[Records that describe figures]
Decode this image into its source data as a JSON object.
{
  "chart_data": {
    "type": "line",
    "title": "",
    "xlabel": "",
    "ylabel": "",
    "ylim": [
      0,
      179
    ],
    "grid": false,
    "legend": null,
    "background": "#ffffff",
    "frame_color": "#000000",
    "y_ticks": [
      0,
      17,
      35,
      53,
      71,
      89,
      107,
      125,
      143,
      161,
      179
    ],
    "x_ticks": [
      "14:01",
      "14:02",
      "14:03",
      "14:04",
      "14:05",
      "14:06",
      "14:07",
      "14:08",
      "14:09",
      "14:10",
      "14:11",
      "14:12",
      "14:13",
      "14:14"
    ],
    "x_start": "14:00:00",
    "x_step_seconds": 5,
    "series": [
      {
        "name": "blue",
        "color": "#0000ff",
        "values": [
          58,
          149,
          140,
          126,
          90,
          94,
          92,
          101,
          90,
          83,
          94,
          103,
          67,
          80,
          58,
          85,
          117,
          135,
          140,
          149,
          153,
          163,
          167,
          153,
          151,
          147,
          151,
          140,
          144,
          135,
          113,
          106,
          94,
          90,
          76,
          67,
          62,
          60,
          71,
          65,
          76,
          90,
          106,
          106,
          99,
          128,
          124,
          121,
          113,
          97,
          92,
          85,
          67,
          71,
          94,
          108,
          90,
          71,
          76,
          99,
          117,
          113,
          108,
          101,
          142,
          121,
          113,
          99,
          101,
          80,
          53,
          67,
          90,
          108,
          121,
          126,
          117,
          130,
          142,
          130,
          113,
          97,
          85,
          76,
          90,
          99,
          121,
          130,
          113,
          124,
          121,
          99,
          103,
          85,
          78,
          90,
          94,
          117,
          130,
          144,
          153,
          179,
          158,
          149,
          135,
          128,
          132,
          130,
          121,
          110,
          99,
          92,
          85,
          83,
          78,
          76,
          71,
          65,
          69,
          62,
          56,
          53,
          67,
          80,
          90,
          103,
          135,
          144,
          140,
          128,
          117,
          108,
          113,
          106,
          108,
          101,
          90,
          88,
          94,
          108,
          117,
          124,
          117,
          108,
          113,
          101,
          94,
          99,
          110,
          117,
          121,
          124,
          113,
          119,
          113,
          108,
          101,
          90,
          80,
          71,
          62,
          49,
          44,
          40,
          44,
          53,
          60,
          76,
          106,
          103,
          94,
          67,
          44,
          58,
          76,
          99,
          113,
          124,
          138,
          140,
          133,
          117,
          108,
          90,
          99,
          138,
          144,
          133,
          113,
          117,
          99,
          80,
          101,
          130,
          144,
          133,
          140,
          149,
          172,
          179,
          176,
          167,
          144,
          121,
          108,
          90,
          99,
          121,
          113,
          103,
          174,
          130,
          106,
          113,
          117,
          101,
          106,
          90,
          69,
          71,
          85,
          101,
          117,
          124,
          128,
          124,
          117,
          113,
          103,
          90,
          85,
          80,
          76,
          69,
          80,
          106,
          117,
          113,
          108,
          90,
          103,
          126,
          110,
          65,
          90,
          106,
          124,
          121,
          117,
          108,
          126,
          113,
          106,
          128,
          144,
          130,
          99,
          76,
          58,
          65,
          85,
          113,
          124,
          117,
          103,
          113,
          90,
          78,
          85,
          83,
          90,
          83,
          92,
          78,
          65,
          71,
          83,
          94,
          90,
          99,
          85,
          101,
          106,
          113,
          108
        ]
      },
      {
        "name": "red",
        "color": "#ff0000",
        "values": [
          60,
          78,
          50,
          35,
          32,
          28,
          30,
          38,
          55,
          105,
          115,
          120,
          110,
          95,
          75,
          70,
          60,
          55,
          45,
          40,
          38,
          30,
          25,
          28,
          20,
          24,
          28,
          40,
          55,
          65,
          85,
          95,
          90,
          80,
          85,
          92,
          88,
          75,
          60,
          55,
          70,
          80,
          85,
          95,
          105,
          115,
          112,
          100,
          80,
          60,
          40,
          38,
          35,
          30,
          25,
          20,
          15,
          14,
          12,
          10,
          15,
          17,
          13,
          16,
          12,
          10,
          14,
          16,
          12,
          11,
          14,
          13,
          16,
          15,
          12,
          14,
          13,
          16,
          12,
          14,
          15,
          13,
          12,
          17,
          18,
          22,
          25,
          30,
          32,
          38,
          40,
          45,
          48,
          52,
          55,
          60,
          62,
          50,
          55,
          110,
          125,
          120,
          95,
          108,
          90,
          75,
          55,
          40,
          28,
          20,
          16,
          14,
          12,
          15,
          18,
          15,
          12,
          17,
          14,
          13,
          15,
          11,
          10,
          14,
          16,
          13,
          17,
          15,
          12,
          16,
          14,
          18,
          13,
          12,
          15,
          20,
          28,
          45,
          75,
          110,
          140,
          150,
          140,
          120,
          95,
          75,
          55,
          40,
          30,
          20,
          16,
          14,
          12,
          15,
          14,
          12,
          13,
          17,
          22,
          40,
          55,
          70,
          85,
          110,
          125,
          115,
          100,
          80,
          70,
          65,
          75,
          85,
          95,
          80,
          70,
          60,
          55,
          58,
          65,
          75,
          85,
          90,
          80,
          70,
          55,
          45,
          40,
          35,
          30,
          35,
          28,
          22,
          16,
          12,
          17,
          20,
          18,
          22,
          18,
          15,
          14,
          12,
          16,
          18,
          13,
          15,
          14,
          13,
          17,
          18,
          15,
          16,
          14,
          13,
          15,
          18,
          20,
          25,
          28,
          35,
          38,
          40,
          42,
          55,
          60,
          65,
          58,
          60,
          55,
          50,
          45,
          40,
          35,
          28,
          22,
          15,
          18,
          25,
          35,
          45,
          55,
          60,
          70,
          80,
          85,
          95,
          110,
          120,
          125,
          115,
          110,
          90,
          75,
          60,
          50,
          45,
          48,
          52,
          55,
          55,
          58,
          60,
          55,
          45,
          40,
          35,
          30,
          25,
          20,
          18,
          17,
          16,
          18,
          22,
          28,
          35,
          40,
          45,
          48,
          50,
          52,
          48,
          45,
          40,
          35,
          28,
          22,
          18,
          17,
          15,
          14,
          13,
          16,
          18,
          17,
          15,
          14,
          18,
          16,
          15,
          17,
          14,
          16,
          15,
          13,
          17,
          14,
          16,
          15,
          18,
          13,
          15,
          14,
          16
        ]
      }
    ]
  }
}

▶ [TASK REQUIREMENTS] Every record should be repeated exactly; please leave none out.

▶ [COMPLETE RESPONSE]
Decode this image into its source data as a JSON object.
{
  "chart_data": {
    "type": "line",
    "title": "",
    "xlabel": "",
    "ylabel": "",
    "ylim": [
      0,
      179
    ],
    "grid": false,
    "legend": null,
    "background": "#ffffff",
    "frame_color": "#000000",
    "y_ticks": [
      0,
      17,
      35,
      53,
      71,
      89,
      107,
      125,
      143,
      161,
      179
    ],
    "x_ticks": [
      "14:01",
      "14:02",
      "14:03",
      "14:04",
      "14:05",
      "14:06",
      "14:07",
      "14:08",
      "14:09",
      "14:10",
      "14:11",
      "14:12",
      "14:13",
      "14:14"
    ],
    "x_start": "14:00:00",
    "x_step_seconds": 5,
    "series": [
      {
        "name": "blue",
        "color": "#0000ff",
        "values": [
          58,
          149,
          140,
          126,
          90,
          94,
          92,
          101,
          90,
          83,
          94,
          103,
          67,
          80,
          58,
          85,
          117,
          135,
          140,
          149,
          153,
          163,
          167,
          153,
          151,
          147,
          151,
          140,
          144,
          135,
          113,
          106,
          94,
          90,
          76,
          67,
          62,
          60,
          71,
          65,
          76,
          90,
          106,
          106,
          99,
          128,
          124,
          121,
          113,
          97,
          92,
          85,
          67,
          71,
          94,
          108,
          90,
          71,
          76,
          99,
          117,
          113,
          108,
          101,
          142,
          121,
          113,
          99,
          101,
          80,
          53,
          67,
          90,
          108,
          121,
          126,
          117,
          130,
          142,
          130,
          113,
          97,
          85,
          76,
          90,
          99,
          121,
          130,
          113,
          124,
          121,
          99,
          103,
          85,
          78,
          90,
          94,
          117,
          130,
          144,
          153,
          179,
          158,
          149,
          135,
          128,
          132,
          130,
          121,
          110,
          99,
          92,
          85,
          83,
          78,
          76,
          71,
          65,
          69,
          62,
          56,
          53,
          67,
          80,
          90,
          103,
          135,
          144,
          140,
          128,
          117,
          108,
          113,
          106,
          108,
          101,
          90,
          88,
          94,
          108,
          117,
          124,
          117,
          108,
          113,
          101,
          94,
          99,
          110,
          117,
          121,
          124,
          113,
          119,
          113,
          108,
          101,
          90,
          80,
          71,
          62,
          49,
          44,
          40,
          44,
          53,
          60,
          76,
          106,
          103,
          94,
          67,
          44,
          58,
          76,
          99,
          113,
          124,
          138,
          140,
          133,
          117,
          108,
          90,
          99,
          138,
          144,
          133,
          113,
          117,
          99,
          80,
          101,
          130,
          144,
          133,
          140,
          149,
          172,
          179,
          176,
          167,
          144,
          121,
          108,
          90,
          99,
          121,
          113,
          103,
          174,
          130,
          106,
          113,
          117,
          101,
          106,
          90,
          69,
          71,
          85,
          101,
          117,
          124,
          128,
          124,
          117,
          113,
          103,
          90,
          85,
          80,
          76,
          69,
          80,
          106,
          117,
          113,
          108,
          90,
          103,
          126,
          110,
          65,
          90,
          106,
          124,
          121,
          117,
          108,
          126,
          113,
          106,
          128,
          144,
          130,
          99,
          76,
          58,
          65,
          85,
          113,
          124,
          117,
          103,
          113,
          90,
          78,
          85,
          83,
          90,
          83,
          92,
          78,
          65,
          71,
          83,
          94,
          90,
          99,
          85,
          101,
          106,
          113,
          108
        ]
      },
      {
        "name": "red",
        "color": "#ff0000",
        "values": [
          60,
          78,
          50,
          35,
          32,
          28,
          30,
          38,
          55,
          105,
          115,
          120,
          110,
          95,
          75,
          70,
          60,
          55,
          45,
          40,
          38,
          30,
          25,
          28,
          20,
          24,
          28,
          40,
          55,
          65,
          85,
          95,
          90,
          80,
          85,
          92,
          88,
          75,
          60,
          55,
          70,
          80,
          85,
          95,
          105,
          115,
          112,
          100,
          80,
          60,
          40,
          38,
          35,
          30,
          25,
          20,
          15,
          14,
          12,
          10,
          15,
          17,
          13,
          16,
          12,
          10,
          14,
          16,
          12,
          11,
          14,
          13,
          16,
          15,
          12,
          14,
          13,
          16,
          12,
          14,
          15,
          13,
          12,
          17,
          18,
          22,
          25,
          30,
          32,
          38,
          40,
          45,
          48,
          52,
          55,
          60,
          62,
          50,
          55,
          110,
          125,
          120,
          95,
          108,
          90,
          75,
          55,
          40,
          28,
          20,
          16,
          14,
          12,
          15,
          18,
          15,
          12,
          17,
          14,
          13,
          15,
          11,
          10,
          14,
          16,
          13,
          17,
          15,
          12,
          16,
          14,
          18,
          13,
          12,
          15,
          20,
          28,
          45,
          75,
          110,
          140,
          150,
          140,
          120,
          95,
          75,
          55,
          40,
          30,
          20,
          16,
          14,
          12,
          15,
          14,
          12,
          13,
          17,
          22,
          40,
          55,
          70,
          85,
          110,
          125,
          115,
          100,
          80,
          70,
          65,
          75,
          85,
          95,
          80,
          70,
          60,
          55,
          58,
          65,
          75,
          85,
          90,
          80,
          70,
          55,
          45,
          40,
          35,
          30,
          35,
          28,
          22,
          16,
          12,
          17,
          20,
          18,
          22,
          18,
          15,
          14,
          12,
          16,
          18,
          13,
          15,
          14,
          13,
          17,
          18,
          15,
          16,
          14,
          13,
          15,
          18,
          20,
          25,
          28,
          35,
          38,
          40,
          42,
          55,
          60,
          65,
          58,
          60,
          55,
          50,
          45,
          40,
          35,
          28,
          22,
          15,
          18,
          25,
          35,
          45,
          55,
          60,
          70,
          80,
          85,
          95,
          110,
          120,
          125,
          115,
          110,
          90,
          75,
          60,
          50,
          45,
          48,
          52,
          55,
          55,
          58,
          60,
          55,
          45,
          40,
          35,
          30,
          25,
          20,
          18,
          17,
          16,
          18,
          22,
          28,
          35,
          40,
          45,
          48,
          50,
          52,
          48,
          45,
          40,
          35,
          28,
          22,
          18,
          17,
          15,
          14,
          13,
          16,
          18,
          17,
          15,
          14,
          18,
          16,
          15,
          17,
          14,
          16,
          15,
          13,
          17,
          14,
          16,
          15,
          18,
          13,
          15,
          14,
          16
        ]
      }
    ]
  }
}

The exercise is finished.